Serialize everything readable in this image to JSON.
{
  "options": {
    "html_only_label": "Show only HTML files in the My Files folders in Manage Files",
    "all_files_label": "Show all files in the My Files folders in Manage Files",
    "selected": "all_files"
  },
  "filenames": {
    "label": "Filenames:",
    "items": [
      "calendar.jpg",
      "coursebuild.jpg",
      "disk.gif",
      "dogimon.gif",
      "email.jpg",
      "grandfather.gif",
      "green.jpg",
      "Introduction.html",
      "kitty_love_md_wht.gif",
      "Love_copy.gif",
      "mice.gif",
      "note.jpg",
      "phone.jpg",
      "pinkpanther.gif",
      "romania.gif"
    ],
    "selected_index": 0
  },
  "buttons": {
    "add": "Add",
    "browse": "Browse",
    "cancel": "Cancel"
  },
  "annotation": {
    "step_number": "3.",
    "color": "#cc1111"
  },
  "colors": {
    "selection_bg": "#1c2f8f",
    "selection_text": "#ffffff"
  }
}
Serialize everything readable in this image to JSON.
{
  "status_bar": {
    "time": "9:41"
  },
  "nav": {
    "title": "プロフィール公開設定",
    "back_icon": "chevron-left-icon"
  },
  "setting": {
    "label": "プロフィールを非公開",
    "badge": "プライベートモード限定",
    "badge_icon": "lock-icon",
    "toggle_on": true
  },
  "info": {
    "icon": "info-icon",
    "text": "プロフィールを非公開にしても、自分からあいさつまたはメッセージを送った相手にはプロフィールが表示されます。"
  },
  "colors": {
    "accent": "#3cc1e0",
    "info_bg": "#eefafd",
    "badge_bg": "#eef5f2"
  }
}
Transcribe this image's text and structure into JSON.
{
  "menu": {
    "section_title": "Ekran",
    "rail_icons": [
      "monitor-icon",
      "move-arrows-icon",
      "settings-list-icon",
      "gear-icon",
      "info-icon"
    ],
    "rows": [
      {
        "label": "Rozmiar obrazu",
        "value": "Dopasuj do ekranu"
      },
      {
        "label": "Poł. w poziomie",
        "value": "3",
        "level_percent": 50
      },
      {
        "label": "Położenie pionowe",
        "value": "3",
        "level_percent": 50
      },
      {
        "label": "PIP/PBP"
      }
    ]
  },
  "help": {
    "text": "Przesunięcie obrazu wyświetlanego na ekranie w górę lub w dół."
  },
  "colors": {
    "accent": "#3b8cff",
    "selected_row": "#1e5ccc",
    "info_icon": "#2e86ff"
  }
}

# # # # # # #

◆ **YOUR INSTRUCTIONS**:
Extract each line of the material exactly as it stands.

◆ **COMPLETE RESPONSE**:
Serialize everything readable in this image to JSON.
{
  "options": {
    "html_only_label": "Show only HTML files in the My Files folders in Manage Files",
    "all_files_label": "Show all files in the My Files folders in Manage Files",
    "selected": "all_files"
  },
  "filenames": {
    "label": "Filenames:",
    "items": [
      "calendar.jpg",
      "coursebuild.jpg",
      "disk.gif",
      "dogimon.gif",
      "email.jpg",
      "grandfather.gif",
      "green.jpg",
      "Introduction.html",
      "kitty_love_md_wht.gif",
      "Love_copy.gif",
      "mice.gif",
      "note.jpg",
      "phone.jpg",
      "pinkpanther.gif",
      "romania.gif"
    ],
    "selected_index": 0
  },
  "buttons": {
    "add": "Add",
    "browse": "Browse",
    "cancel": "Cancel"
  },
  "annotation": {
    "step_number": "3.",
    "color": "#cc1111"
  },
  "colors": {
    "selection_bg": "#1c2f8f",
    "selection_text": "#ffffff"
  }
}
Serialize everything readable in this image to JSON.
{
  "status_bar": {
    "time": "9:41"
  },
  "nav": {
    "title": "プロフィール公開設定",
    "back_icon": "chevron-left-icon"
  },
  "setting": {
    "label": "プロフィールを非公開",
    "badge": "プライベートモード限定",
    "badge_icon": "lock-icon",
    "toggle_on": true
  },
  "info": {
    "icon": "info-icon",
    "text": "プロフィールを非公開にしても、自分からあいさつまたはメッセージを送った相手にはプロフィールが表示されます。"
  },
  "colors": {
    "accent": "#3cc1e0",
    "info_bg": "#eefafd",
    "badge_bg": "#eef5f2"
  }
}
Transcribe this image's text and structure into JSON.
{
  "menu": {
    "section_title": "Ekran",
    "rail_icons": [
      "monitor-icon",
      "move-arrows-icon",
      "settings-list-icon",
      "gear-icon",
      "info-icon"
    ],
    "rows": [
      {
        "label": "Rozmiar obrazu",
        "value": "Dopasuj do ekranu"
      },
      {
        "label": "Poł. w poziomie",
        "value": "3",
        "level_percent": 50
      },
      {
        "label": "Położenie pionowe",
        "value": "3",
        "level_percent": 50
      },
      {
        "label": "PIP/PBP"
      }
    ]
  },
  "help": {
    "text": "Przesunięcie obrazu wyświetlanego na ekranie w górę lub w dół."
  },
  "colors": {
    "accent": "#3b8cff",
    "selected_row": "#1e5ccc",
    "info_icon": "#2e86ff"
  }
}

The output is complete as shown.